Provide an exact transcription of all the records.

[Items from a dataset]

%%

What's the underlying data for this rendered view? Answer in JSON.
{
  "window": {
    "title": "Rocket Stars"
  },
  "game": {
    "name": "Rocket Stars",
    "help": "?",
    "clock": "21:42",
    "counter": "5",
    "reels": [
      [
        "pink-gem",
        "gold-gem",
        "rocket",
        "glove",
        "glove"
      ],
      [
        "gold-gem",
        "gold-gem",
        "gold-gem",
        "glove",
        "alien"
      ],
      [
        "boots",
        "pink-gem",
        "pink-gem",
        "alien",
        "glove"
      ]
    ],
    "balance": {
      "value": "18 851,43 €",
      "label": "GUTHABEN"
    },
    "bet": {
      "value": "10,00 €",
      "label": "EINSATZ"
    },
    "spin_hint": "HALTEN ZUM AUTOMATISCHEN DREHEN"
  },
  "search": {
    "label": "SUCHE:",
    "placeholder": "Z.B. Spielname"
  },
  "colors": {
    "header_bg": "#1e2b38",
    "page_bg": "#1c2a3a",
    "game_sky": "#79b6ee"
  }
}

%%

**Solution for this task:**
What's the underlying data for this rendered view? Answer in JSON.
{
  "window": {
    "title": "Rocket Stars"
  },
  "game": {
    "name": "Rocket Stars",
    "help": "?",
    "clock": "21:42",
    "counter": "5",
    "reels": [
      [
        "pink-gem",
        "gold-gem",
        "rocket",
        "glove",
        "glove"
      ],
      [
        "gold-gem",
        "gold-gem",
        "gold-gem",
        "glove",
        "alien"
      ],
      [
        "boots",
        "pink-gem",
        "pink-gem",
        "alien",
        "glove"
      ]
    ],
    "balance": {
      "value": "18 851,43 €",
      "label": "GUTHABEN"
    },
    "bet": {
      "value": "10,00 €",
      "label": "EINSATZ"
    },
    "spin_hint": "HALTEN ZUM AUTOMATISCHEN DREHEN"
  },
  "search": {
    "label": "SUCHE:",
    "placeholder": "Z.B. Spielname"
  },
  "colors": {
    "header_bg": "#1e2b38",
    "page_bg": "#1c2a3a",
    "game_sky": "#79b6ee"
  }
}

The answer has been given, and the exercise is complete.